## EXERCISE BRIEF
Update the rows from the first one through the line containing "point-estimate [420, 254, 430, 264]", inclusive, replacing "y-tick-label" with "y-axis-label" and leaving everything else unchanged.

## INPUT
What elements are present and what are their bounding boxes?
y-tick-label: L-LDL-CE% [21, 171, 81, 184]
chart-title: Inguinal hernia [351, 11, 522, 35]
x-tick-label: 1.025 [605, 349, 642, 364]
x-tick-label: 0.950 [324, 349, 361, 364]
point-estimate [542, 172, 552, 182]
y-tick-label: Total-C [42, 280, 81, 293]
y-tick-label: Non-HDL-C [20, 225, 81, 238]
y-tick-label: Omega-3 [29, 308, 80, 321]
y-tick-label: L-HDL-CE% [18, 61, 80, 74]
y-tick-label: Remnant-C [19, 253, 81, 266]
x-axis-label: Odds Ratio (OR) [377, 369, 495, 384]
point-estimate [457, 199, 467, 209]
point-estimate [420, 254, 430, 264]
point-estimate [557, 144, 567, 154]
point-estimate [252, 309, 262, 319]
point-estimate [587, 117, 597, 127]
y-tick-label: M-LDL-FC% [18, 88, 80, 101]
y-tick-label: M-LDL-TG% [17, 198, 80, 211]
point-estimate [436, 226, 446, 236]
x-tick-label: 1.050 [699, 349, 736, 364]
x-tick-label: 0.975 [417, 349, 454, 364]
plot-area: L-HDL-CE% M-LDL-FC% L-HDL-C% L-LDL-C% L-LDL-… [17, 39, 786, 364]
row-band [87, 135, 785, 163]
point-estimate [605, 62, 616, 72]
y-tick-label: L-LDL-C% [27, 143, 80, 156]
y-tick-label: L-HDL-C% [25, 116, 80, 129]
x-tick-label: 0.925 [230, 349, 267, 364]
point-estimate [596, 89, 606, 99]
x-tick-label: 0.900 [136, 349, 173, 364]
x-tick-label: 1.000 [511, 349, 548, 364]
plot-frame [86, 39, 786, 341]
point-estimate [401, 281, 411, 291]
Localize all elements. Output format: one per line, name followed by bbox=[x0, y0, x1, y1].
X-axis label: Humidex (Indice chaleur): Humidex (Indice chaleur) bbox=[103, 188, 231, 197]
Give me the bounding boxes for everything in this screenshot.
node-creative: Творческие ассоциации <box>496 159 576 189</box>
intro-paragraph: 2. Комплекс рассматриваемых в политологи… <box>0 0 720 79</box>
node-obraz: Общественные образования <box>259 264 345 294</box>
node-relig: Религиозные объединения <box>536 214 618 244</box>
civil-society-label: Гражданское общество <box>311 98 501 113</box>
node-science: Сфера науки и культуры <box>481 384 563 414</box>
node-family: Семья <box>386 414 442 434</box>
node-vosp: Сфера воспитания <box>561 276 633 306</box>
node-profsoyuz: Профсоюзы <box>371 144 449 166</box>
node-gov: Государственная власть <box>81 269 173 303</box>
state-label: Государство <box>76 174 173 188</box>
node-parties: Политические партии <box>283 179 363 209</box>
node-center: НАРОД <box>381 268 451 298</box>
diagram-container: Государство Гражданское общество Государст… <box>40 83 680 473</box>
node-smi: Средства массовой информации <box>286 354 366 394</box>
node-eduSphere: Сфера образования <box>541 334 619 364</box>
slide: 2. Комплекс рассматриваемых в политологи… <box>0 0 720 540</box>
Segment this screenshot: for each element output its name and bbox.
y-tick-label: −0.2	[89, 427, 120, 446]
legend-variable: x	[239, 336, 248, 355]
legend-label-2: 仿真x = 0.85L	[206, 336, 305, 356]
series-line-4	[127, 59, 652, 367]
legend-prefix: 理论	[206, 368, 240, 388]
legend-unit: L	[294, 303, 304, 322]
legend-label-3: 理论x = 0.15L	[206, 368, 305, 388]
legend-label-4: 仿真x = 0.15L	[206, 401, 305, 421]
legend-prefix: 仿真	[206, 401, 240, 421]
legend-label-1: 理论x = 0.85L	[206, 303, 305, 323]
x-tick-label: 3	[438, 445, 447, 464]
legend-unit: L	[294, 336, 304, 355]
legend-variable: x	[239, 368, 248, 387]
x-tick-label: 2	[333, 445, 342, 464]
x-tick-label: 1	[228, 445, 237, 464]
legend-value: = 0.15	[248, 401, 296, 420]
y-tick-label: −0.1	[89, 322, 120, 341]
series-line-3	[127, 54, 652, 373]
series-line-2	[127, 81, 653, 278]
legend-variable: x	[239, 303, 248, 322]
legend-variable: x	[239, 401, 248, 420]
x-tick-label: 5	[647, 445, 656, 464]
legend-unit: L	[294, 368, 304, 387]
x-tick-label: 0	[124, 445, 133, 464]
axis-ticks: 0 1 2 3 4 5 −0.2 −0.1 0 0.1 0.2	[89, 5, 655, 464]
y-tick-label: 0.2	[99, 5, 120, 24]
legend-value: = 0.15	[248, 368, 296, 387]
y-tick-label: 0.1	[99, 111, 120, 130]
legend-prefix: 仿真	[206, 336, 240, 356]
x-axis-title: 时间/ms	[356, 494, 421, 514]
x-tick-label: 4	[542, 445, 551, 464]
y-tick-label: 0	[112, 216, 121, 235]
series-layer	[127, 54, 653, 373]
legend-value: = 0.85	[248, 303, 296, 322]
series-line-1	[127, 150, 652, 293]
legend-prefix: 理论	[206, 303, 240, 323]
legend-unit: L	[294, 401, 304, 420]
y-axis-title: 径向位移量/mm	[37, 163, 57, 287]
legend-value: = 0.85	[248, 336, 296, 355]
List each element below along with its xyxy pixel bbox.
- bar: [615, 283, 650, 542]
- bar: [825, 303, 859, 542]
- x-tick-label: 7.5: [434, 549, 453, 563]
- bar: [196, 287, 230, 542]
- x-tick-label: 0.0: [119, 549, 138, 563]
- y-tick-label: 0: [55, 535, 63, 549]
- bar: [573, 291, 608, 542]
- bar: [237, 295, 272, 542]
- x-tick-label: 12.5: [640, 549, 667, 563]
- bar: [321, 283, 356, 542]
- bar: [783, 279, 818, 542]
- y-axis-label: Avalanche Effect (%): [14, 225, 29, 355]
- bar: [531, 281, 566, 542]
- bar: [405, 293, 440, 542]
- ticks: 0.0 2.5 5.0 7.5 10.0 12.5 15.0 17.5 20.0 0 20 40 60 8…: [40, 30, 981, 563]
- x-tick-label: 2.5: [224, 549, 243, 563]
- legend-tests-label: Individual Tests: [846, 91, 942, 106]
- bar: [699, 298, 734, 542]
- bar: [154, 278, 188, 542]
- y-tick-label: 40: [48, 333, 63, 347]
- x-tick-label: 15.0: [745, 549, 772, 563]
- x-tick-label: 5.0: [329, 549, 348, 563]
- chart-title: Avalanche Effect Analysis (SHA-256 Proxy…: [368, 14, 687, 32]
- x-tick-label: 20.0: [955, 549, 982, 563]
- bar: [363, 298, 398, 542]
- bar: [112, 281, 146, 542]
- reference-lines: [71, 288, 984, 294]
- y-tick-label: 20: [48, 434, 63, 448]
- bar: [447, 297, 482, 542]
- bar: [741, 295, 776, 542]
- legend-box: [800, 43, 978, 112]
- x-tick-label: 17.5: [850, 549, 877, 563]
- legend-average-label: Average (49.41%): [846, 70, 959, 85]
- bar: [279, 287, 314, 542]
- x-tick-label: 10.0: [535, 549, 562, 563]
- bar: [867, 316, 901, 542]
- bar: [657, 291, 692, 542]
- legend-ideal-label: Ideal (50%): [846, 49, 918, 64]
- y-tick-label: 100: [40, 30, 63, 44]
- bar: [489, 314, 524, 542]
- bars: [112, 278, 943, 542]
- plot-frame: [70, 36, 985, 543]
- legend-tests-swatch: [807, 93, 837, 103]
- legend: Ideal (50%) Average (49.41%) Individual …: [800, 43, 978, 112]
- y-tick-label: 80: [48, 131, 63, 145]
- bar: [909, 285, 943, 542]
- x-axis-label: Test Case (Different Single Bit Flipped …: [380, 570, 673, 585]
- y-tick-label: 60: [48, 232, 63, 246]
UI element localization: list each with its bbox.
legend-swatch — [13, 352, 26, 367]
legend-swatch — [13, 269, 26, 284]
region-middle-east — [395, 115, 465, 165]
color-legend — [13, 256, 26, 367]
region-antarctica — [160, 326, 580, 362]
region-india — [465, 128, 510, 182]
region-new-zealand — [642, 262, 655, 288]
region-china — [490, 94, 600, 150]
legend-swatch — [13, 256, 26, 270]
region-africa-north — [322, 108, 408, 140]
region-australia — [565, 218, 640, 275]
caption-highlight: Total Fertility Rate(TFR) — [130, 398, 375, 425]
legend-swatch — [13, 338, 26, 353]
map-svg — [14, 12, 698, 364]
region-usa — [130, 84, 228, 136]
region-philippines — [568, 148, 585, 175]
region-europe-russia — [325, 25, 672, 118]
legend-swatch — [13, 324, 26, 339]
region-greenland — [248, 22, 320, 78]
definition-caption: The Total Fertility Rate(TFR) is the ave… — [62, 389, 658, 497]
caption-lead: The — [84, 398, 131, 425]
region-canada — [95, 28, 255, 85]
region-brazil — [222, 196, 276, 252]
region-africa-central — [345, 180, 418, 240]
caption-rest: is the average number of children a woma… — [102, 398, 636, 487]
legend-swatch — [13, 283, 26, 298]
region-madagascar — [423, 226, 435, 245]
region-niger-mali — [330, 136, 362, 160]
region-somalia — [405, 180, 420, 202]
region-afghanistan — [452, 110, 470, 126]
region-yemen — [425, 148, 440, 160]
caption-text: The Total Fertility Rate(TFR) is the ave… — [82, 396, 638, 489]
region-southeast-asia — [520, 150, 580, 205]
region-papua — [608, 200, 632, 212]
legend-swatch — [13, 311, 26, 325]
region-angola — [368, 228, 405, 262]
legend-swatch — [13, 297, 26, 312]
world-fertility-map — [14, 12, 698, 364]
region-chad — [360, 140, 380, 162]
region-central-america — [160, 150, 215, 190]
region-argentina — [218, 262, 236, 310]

## FINAL ANSWER
What elements are present and what are their bounding boxes?
y-axis-label: L-LDL-CE% [21, 171, 81, 184]
chart-title: Inguinal hernia [351, 11, 522, 35]
x-tick-label: 1.025 [605, 349, 642, 364]
x-tick-label: 0.950 [324, 349, 361, 364]
point-estimate [542, 172, 552, 182]
y-axis-label: Total-C [42, 280, 81, 293]
y-axis-label: Non-HDL-C [20, 225, 81, 238]
y-axis-label: Omega-3 [29, 308, 80, 321]
y-axis-label: L-HDL-CE% [18, 61, 80, 74]
y-axis-label: Remnant-C [19, 253, 81, 266]
x-axis-label: Odds Ratio (OR) [377, 369, 495, 384]
point-estimate [457, 199, 467, 209]
point-estimate [420, 254, 430, 264]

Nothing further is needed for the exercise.